WHAT IS REQUIRED: Transcribe every line of the records verbatim.

MATERIAL SUPPLIED:
++++++++++++++++++++

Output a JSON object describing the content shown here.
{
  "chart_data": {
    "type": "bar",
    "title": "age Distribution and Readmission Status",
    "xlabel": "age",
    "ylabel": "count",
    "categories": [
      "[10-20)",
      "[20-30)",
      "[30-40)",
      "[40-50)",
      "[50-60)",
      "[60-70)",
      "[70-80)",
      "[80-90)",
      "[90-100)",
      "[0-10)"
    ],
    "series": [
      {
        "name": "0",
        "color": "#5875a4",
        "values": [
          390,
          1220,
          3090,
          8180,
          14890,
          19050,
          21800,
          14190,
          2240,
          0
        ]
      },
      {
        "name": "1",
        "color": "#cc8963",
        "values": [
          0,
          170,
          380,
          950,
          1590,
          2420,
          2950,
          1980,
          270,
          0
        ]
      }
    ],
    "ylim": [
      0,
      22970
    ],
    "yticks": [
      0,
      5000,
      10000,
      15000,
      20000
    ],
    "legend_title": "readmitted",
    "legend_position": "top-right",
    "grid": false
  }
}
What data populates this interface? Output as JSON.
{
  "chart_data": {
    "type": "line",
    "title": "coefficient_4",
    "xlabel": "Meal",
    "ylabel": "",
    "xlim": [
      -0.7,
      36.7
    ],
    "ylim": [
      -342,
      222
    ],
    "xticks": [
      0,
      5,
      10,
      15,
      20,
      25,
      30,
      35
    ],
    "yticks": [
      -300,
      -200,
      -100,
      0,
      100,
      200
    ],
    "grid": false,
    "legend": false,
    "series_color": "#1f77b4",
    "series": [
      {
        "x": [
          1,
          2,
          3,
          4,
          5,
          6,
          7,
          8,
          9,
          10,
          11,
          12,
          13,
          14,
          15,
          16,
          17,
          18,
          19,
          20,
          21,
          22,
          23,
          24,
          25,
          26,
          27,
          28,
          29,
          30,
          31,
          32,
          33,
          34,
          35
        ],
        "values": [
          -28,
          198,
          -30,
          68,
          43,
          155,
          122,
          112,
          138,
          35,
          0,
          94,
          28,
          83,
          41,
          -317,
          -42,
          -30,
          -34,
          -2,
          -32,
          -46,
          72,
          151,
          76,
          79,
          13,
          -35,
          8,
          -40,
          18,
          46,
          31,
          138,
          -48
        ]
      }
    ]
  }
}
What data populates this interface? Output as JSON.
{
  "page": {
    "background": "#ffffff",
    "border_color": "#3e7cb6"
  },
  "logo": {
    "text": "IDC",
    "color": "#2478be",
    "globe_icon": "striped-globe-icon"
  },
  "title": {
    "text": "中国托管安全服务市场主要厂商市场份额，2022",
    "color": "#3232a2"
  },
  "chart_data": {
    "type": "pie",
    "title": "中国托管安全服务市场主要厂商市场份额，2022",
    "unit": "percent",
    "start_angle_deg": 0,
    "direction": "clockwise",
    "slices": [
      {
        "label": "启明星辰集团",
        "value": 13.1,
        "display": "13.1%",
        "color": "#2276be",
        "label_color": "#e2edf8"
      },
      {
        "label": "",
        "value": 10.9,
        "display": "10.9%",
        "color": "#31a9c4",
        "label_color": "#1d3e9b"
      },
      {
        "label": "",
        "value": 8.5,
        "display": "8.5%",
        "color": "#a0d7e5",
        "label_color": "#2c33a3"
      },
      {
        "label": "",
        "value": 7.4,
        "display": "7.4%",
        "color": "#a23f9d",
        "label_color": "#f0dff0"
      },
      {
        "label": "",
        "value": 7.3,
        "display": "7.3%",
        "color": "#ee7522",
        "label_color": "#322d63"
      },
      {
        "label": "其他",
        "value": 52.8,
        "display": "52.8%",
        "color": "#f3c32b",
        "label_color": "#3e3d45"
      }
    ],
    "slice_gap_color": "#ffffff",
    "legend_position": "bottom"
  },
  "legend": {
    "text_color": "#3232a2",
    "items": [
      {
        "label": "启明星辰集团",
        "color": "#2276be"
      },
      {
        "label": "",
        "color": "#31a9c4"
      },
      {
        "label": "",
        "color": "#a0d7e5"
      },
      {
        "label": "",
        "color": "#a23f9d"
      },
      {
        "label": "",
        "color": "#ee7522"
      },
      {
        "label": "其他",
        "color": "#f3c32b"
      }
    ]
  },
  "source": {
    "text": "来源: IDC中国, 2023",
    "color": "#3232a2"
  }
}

++++++++++++++++++++

OUTPUT BELOW:
Output a JSON object describing the content shown here.
{
  "chart_data": {
    "type": "bar",
    "title": "age Distribution and Readmission Status",
    "xlabel": "age",
    "ylabel": "count",
    "categories": [
      "[10-20)",
      "[20-30)",
      "[30-40)",
      "[40-50)",
      "[50-60)",
      "[60-70)",
      "[70-80)",
      "[80-90)",
      "[90-100)",
      "[0-10)"
    ],
    "series": [
      {
        "name": "0",
        "color": "#5875a4",
        "values": [
          390,
          1220,
          3090,
          8180,
          14890,
          19050,
          21800,
          14190,
          2240,
          0
        ]
      },
      {
        "name": "1",
        "color": "#cc8963",
        "values": [
          0,
          170,
          380,
          950,
          1590,
          2420,
          2950,
          1980,
          270,
          0
        ]
      }
    ],
    "ylim": [
      0,
      22970
    ],
    "yticks": [
      0,
      5000,
      10000,
      15000,
      20000
    ],
    "legend_title": "readmitted",
    "legend_position": "top-right",
    "grid": false
  }
}
What data populates this interface? Output as JSON.
{
  "chart_data": {
    "type": "line",
    "title": "coefficient_4",
    "xlabel": "Meal",
    "ylabel": "",
    "xlim": [
      -0.7,
      36.7
    ],
    "ylim": [
      -342,
      222
    ],
    "xticks": [
      0,
      5,
      10,
      15,
      20,
      25,
      30,
      35
    ],
    "yticks": [
      -300,
      -200,
      -100,
      0,
      100,
      200
    ],
    "grid": false,
    "legend": false,
    "series_color": "#1f77b4",
    "series": [
      {
        "x": [
          1,
          2,
          3,
          4,
          5,
          6,
          7,
          8,
          9,
          10,
          11,
          12,
          13,
          14,
          15,
          16,
          17,
          18,
          19,
          20,
          21,
          22,
          23,
          24,
          25,
          26,
          27,
          28,
          29,
          30,
          31,
          32,
          33,
          34,
          35
        ],
        "values": [
          -28,
          198,
          -30,
          68,
          43,
          155,
          122,
          112,
          138,
          35,
          0,
          94,
          28,
          83,
          41,
          -317,
          -42,
          -30,
          -34,
          -2,
          -32,
          -46,
          72,
          151,
          76,
          79,
          13,
          -35,
          8,
          -40,
          18,
          46,
          31,
          138,
          -48
        ]
      }
    ]
  }
}
What data populates this interface? Output as JSON.
{
  "page": {
    "background": "#ffffff",
    "border_color": "#3e7cb6"
  },
  "logo": {
    "text": "IDC",
    "color": "#2478be",
    "globe_icon": "striped-globe-icon"
  },
  "title": {
    "text": "中国托管安全服务市场主要厂商市场份额，2022",
    "color": "#3232a2"
  },
  "chart_data": {
    "type": "pie",
    "title": "中国托管安全服务市场主要厂商市场份额，2022",
    "unit": "percent",
    "start_angle_deg": 0,
    "direction": "clockwise",
    "slices": [
      {
        "label": "启明星辰集团",
        "value": 13.1,
        "display": "13.1%",
        "color": "#2276be",
        "label_color": "#e2edf8"
      },
      {
        "label": "",
        "value": 10.9,
        "display": "10.9%",
        "color": "#31a9c4",
        "label_color": "#1d3e9b"
      },
      {
        "label": "",
        "value": 8.5,
        "display": "8.5%",
        "color": "#a0d7e5",
        "label_color": "#2c33a3"
      },
      {
        "label": "",
        "value": 7.4,
        "display": "7.4%",
        "color": "#a23f9d",
        "label_color": "#f0dff0"
      },
      {
        "label": "",
        "value": 7.3,
        "display": "7.3%",
        "color": "#ee7522",
        "label_color": "#322d63"
      },
      {
        "label": "其他",
        "value": 52.8,
        "display": "52.8%",
        "color": "#f3c32b",
        "label_color": "#3e3d45"
      }
    ],
    "slice_gap_color": "#ffffff",
    "legend_position": "bottom"
  },
  "legend": {
    "text_color": "#3232a2",
    "items": [
      {
        "label": "启明星辰集团",
        "color": "#2276be"
      },
      {
        "label": "",
        "color": "#31a9c4"
      },
      {
        "label": "",
        "color": "#a0d7e5"
      },
      {
        "label": "",
        "color": "#a23f9d"
      },
      {
        "label": "",
        "color": "#ee7522"
      },
      {
        "label": "其他",
        "color": "#f3c32b"
      }
    ]
  },
  "source": {
    "text": "来源: IDC中国, 2023",
    "color": "#3232a2"
  }
}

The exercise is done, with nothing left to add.